What is asked — Output the lines from the start of the records through the line containing "data-point xyxy=(301,159,308,166)", inclusive, as a JSON list of strings with one string per line and blank lines omitted.

--------------------------------

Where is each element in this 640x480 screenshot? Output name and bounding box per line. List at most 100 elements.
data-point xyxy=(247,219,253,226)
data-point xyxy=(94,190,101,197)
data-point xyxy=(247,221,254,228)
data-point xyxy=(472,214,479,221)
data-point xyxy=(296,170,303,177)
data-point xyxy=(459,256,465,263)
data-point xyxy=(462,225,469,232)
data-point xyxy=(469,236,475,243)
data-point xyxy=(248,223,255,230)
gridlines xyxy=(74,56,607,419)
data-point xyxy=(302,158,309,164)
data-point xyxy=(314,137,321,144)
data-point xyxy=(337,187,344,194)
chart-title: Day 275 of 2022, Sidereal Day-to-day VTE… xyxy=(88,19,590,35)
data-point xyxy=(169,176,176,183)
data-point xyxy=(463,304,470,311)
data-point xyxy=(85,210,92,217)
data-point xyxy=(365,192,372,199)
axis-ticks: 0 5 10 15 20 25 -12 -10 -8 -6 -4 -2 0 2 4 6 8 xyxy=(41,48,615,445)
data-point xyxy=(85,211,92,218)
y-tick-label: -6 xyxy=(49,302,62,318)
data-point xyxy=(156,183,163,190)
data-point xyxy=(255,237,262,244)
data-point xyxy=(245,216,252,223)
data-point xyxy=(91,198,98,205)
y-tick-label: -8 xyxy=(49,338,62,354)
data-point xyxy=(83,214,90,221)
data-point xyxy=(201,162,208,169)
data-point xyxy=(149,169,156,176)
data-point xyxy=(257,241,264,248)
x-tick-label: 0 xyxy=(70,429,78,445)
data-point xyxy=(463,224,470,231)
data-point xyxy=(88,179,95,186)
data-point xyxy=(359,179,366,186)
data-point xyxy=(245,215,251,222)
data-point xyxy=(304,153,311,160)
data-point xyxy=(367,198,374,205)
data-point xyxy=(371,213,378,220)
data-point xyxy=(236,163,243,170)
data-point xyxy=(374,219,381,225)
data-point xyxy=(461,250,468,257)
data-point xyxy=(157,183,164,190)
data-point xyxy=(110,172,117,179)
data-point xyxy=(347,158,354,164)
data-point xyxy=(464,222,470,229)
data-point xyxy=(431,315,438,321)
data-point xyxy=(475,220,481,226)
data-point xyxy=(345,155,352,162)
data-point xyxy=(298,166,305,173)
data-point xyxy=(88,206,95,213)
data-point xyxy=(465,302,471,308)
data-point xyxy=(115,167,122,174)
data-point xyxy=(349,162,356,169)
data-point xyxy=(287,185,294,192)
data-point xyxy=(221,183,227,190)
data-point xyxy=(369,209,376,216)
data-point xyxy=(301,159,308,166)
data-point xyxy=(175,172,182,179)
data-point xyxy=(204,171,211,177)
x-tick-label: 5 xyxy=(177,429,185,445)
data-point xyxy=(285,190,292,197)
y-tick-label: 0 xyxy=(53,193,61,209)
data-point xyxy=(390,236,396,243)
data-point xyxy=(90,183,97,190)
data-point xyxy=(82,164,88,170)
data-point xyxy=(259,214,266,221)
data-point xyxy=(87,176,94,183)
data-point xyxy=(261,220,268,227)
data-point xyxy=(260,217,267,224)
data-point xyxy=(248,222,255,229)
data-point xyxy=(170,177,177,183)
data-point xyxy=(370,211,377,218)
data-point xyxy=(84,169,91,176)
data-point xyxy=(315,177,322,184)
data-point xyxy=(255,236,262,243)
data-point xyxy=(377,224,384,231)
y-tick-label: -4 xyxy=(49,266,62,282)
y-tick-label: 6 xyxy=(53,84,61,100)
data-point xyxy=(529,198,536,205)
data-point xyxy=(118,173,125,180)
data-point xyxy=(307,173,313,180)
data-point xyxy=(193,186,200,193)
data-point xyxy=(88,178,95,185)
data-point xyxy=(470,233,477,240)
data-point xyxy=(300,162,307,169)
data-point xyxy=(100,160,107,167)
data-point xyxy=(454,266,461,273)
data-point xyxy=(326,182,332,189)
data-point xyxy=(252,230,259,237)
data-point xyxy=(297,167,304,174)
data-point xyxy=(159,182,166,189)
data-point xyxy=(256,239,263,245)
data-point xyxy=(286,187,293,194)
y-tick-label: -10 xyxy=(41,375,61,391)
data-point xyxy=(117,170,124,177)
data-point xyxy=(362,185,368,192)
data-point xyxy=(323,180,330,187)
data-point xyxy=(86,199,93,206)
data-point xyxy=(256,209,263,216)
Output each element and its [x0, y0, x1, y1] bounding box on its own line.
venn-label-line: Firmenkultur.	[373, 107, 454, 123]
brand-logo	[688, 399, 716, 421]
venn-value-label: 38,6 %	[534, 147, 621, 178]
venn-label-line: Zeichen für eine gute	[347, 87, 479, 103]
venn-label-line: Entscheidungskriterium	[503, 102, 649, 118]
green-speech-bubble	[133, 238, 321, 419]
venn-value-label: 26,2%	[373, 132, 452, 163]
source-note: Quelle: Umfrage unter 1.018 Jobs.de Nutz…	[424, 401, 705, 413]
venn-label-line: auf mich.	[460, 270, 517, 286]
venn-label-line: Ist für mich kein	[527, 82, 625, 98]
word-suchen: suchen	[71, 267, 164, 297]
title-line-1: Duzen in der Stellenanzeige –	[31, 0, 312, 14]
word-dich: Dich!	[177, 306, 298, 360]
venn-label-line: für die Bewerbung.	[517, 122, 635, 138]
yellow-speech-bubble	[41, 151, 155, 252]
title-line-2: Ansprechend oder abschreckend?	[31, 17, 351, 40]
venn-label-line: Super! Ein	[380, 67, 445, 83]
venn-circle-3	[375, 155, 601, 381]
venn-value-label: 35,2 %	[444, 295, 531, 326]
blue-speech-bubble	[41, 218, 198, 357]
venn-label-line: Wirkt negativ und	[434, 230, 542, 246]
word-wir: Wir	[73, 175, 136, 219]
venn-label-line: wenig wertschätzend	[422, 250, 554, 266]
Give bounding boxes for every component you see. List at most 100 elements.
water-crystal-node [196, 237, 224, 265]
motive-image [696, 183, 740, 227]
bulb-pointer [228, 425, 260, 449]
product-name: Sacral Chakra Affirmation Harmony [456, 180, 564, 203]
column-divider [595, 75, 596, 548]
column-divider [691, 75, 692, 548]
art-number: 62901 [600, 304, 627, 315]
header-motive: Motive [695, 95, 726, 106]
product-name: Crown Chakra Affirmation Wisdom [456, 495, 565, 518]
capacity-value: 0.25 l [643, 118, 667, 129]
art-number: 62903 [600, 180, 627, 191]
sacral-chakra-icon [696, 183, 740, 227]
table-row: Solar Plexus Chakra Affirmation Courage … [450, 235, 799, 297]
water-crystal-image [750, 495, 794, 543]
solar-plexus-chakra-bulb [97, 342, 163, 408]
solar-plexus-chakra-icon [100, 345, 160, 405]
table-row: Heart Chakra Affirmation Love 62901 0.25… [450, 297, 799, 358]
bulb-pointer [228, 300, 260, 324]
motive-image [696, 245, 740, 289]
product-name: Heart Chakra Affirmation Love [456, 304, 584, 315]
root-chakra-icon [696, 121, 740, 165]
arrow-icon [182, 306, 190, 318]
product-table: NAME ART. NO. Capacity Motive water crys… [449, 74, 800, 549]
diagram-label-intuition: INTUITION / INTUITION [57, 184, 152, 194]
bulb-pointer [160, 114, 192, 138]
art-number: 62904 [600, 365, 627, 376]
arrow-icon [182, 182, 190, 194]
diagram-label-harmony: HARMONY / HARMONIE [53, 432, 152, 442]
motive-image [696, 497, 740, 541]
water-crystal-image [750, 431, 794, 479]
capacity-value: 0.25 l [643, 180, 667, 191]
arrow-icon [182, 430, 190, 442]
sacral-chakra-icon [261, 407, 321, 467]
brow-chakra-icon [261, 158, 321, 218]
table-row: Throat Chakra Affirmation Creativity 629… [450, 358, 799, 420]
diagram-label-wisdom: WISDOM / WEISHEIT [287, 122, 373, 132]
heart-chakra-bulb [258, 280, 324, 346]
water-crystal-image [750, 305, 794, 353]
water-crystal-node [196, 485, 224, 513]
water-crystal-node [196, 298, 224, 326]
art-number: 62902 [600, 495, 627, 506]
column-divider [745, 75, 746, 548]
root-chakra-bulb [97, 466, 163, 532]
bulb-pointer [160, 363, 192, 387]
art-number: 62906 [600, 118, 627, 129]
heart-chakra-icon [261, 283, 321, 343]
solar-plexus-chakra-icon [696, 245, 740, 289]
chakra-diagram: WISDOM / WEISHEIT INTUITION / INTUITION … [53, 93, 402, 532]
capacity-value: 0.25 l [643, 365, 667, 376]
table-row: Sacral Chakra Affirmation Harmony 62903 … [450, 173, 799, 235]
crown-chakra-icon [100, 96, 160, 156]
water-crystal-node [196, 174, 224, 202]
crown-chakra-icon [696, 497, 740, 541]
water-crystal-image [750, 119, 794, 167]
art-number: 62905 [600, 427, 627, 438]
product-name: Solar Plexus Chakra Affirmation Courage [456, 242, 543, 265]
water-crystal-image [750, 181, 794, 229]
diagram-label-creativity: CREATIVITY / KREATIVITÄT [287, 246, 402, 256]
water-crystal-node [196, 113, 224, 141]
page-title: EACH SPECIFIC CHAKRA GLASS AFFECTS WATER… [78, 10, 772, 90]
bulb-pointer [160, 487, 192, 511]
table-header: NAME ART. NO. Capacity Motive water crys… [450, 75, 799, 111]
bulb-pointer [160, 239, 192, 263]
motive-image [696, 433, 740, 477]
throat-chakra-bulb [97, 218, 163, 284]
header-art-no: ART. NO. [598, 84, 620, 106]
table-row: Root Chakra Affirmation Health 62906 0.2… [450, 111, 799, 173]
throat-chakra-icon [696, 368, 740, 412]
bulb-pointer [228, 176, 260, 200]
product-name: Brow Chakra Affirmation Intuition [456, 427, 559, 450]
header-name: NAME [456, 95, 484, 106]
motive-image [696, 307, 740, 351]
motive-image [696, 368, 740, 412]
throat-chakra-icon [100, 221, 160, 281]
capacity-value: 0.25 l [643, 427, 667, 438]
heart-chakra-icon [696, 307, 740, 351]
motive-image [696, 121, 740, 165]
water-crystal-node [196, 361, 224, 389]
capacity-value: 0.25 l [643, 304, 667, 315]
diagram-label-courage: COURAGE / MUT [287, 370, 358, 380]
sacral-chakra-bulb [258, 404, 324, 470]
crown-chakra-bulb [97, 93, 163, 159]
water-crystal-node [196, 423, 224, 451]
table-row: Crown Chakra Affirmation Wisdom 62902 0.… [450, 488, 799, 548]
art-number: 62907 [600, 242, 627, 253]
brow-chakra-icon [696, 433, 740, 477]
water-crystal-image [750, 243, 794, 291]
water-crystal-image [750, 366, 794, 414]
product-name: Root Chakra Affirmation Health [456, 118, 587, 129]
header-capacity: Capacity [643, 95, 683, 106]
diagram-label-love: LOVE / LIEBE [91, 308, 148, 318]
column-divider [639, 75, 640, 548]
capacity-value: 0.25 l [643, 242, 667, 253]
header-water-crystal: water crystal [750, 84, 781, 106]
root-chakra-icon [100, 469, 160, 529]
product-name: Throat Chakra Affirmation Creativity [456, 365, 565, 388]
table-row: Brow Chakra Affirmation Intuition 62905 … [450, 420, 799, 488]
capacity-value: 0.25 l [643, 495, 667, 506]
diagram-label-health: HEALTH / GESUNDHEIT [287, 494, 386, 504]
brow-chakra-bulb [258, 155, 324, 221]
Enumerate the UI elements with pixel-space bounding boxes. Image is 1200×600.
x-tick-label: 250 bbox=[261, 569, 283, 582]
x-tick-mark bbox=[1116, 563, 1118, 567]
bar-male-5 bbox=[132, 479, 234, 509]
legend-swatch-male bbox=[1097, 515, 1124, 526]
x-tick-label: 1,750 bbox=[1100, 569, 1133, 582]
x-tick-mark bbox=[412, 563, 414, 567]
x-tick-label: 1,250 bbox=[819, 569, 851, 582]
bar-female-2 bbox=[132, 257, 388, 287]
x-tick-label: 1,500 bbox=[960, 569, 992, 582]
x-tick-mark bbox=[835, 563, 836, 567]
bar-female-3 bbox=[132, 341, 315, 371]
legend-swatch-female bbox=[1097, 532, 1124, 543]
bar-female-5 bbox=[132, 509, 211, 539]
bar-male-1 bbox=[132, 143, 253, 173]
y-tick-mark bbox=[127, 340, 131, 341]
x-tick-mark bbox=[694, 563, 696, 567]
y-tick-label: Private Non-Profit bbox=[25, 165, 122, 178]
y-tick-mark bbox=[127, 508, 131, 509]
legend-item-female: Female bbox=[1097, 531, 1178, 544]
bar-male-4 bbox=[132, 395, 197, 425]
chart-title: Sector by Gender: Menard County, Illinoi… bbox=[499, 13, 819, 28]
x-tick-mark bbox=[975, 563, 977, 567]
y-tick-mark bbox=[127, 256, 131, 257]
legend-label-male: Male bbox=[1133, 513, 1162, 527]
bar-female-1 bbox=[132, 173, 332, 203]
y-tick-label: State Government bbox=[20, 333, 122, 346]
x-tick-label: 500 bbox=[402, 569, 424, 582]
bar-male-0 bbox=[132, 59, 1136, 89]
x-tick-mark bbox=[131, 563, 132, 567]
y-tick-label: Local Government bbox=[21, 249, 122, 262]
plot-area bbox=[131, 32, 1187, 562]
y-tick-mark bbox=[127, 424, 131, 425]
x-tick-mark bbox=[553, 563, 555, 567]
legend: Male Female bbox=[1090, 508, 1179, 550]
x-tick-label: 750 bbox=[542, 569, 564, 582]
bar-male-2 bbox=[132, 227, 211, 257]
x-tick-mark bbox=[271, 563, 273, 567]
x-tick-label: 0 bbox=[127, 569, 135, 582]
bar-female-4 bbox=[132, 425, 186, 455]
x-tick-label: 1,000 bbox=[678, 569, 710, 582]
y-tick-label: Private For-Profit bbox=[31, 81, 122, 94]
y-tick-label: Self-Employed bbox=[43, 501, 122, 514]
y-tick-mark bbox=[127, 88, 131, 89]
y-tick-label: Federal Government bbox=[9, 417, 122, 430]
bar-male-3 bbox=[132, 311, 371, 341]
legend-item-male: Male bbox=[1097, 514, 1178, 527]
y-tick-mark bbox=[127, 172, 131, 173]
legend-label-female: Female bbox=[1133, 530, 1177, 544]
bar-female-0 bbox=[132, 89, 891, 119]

--------------------------------

Answer to the exercise —
[
  "Where is each element in this 640x480 screenshot? Output name and bounding box per line. List at most 100 elements.",
  "data-point xyxy=(247,219,253,226)",
  "data-point xyxy=(94,190,101,197)",
  "data-point xyxy=(247,221,254,228)",
  "data-point xyxy=(472,214,479,221)",
  "data-point xyxy=(296,170,303,177)",
  "data-point xyxy=(459,256,465,263)",
  "data-point xyxy=(462,225,469,232)",
  "data-point xyxy=(469,236,475,243)",
  "data-point xyxy=(248,223,255,230)",
  "gridlines xyxy=(74,56,607,419)",
  "data-point xyxy=(302,158,309,164)",
  "data-point xyxy=(314,137,321,144)",
  "data-point xyxy=(337,187,344,194)",
  "chart-title: Day 275 of 2022, Sidereal Day-to-day VTE… xyxy=(88,19,590,35)",
  "data-point xyxy=(169,176,176,183)",
  "data-point xyxy=(463,304,470,311)",
  "data-point xyxy=(85,210,92,217)",
  "data-point xyxy=(365,192,372,199)",
  "axis-ticks: 0 5 10 15 20 25 -12 -10 -8 -6 -4 -2 0 2 4 6 8 xyxy=(41,48,615,445)",
  "data-point xyxy=(85,211,92,218)",
  "y-tick-label: -6 xyxy=(49,302,62,318)",
  "data-point xyxy=(156,183,163,190)",
  "data-point xyxy=(255,237,262,244)",
  "data-point xyxy=(245,216,252,223)",
  "data-point xyxy=(91,198,98,205)",
  "y-tick-label: -8 xyxy=(49,338,62,354)",
  "data-point xyxy=(83,214,90,221)",
  "data-point xyxy=(201,162,208,169)",
  "data-point xyxy=(149,169,156,176)",
  "data-point xyxy=(257,241,264,248)",
  "x-tick-label: 0 xyxy=(70,429,78,445)",
  "data-point xyxy=(463,224,470,231)",
  "data-point xyxy=(88,179,95,186)",
  "data-point xyxy=(359,179,366,186)",
  "data-point xyxy=(245,215,251,222)",
  "data-point xyxy=(304,153,311,160)",
  "data-point xyxy=(367,198,374,205)",
  "data-point xyxy=(371,213,378,220)",
  "data-point xyxy=(236,163,243,170)",
  "data-point xyxy=(374,219,381,225)",
  "data-point xyxy=(461,250,468,257)",
  "data-point xyxy=(157,183,164,190)",
  "data-point xyxy=(110,172,117,179)",
  "data-point xyxy=(347,158,354,164)",
  "data-point xyxy=(464,222,470,229)",
  "data-point xyxy=(431,315,438,321)",
  "data-point xyxy=(475,220,481,226)",
  "data-point xyxy=(345,155,352,162)",
  "data-point xyxy=(298,166,305,173)",
  "data-point xyxy=(88,206,95,213)",
  "data-point xyxy=(465,302,471,308)",
  "data-point xyxy=(115,167,122,174)",
  "data-point xyxy=(349,162,356,169)",
  "data-point xyxy=(287,185,294,192)",
  "data-point xyxy=(221,183,227,190)",
  "data-point xyxy=(369,209,376,216)",
  "data-point xyxy=(301,159,308,166)"
]